__SET TASK__.
The entries below are to be written out again without alteration.
▬▬▬▬▬▬
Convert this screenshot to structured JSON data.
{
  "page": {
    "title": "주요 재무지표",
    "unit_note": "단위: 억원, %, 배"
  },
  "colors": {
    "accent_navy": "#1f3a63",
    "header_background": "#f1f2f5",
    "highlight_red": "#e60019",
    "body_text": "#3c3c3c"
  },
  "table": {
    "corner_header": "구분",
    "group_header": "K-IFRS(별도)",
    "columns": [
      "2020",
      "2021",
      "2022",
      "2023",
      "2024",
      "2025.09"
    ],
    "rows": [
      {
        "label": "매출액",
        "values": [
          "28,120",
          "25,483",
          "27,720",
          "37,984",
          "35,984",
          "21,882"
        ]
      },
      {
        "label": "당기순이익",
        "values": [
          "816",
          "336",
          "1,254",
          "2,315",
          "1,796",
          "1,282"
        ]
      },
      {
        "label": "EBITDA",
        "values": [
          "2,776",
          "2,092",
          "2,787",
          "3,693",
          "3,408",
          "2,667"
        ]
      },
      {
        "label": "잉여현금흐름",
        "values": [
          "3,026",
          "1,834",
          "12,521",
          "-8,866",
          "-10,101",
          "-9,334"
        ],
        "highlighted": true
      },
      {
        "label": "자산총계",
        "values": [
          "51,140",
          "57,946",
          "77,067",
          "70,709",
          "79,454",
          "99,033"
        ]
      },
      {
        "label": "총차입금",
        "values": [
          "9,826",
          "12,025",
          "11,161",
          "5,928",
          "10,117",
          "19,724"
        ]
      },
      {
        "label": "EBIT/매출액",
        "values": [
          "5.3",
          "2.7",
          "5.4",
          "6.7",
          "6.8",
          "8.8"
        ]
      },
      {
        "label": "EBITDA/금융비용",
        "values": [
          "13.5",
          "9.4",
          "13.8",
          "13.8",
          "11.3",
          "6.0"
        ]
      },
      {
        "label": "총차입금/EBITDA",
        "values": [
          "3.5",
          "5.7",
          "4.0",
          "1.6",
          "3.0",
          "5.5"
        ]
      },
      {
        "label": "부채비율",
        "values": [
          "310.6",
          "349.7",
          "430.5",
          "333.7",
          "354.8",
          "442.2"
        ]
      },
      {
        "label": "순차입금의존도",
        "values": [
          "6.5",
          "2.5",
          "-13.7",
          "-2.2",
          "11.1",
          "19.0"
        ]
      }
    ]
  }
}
▬▬▬▬▬▬
__CORRECT ANSWER__.
Convert this screenshot to structured JSON data.
{
  "page": {
    "title": "주요 재무지표",
    "unit_note": "단위: 억원, %, 배"
  },
  "colors": {
    "accent_navy": "#1f3a63",
    "header_background": "#f1f2f5",
    "highlight_red": "#e60019",
    "body_text": "#3c3c3c"
  },
  "table": {
    "corner_header": "구분",
    "group_header": "K-IFRS(별도)",
    "columns": [
      "2020",
      "2021",
      "2022",
      "2023",
      "2024",
      "2025.09"
    ],
    "rows": [
      {
        "label": "매출액",
        "values": [
          "28,120",
          "25,483",
          "27,720",
          "37,984",
          "35,984",
          "21,882"
        ]
      },
      {
        "label": "당기순이익",
        "values": [
          "816",
          "336",
          "1,254",
          "2,315",
          "1,796",
          "1,282"
        ]
      },
      {
        "label": "EBITDA",
        "values": [
          "2,776",
          "2,092",
          "2,787",
          "3,693",
          "3,408",
          "2,667"
        ]
      },
      {
        "label": "잉여현금흐름",
        "values": [
          "3,026",
          "1,834",
          "12,521",
          "-8,866",
          "-10,101",
          "-9,334"
        ],
        "highlighted": true
      },
      {
        "label": "자산총계",
        "values": [
          "51,140",
          "57,946",
          "77,067",
          "70,709",
          "79,454",
          "99,033"
        ]
      },
      {
        "label": "총차입금",
        "values": [
          "9,826",
          "12,025",
          "11,161",
          "5,928",
          "10,117",
          "19,724"
        ]
      },
      {
        "label": "EBIT/매출액",
        "values": [
          "5.3",
          "2.7",
          "5.4",
          "6.7",
          "6.8",
          "8.8"
        ]
      },
      {
        "label": "EBITDA/금융비용",
        "values": [
          "13.5",
          "9.4",
          "13.8",
          "13.8",
          "11.3",
          "6.0"
        ]
      },
      {
        "label": "총차입금/EBITDA",
        "values": [
          "3.5",
          "5.7",
          "4.0",
          "1.6",
          "3.0",
          "5.5"
        ]
      },
      {
        "label": "부채비율",
        "values": [
          "310.6",
          "349.7",
          "430.5",
          "333.7",
          "354.8",
          "442.2"
        ]
      },
      {
        "label": "순차입금의존도",
        "values": [
          "6.5",
          "2.5",
          "-13.7",
          "-2.2",
          "11.1",
          "19.0"
        ]
      }
    ]
  }
}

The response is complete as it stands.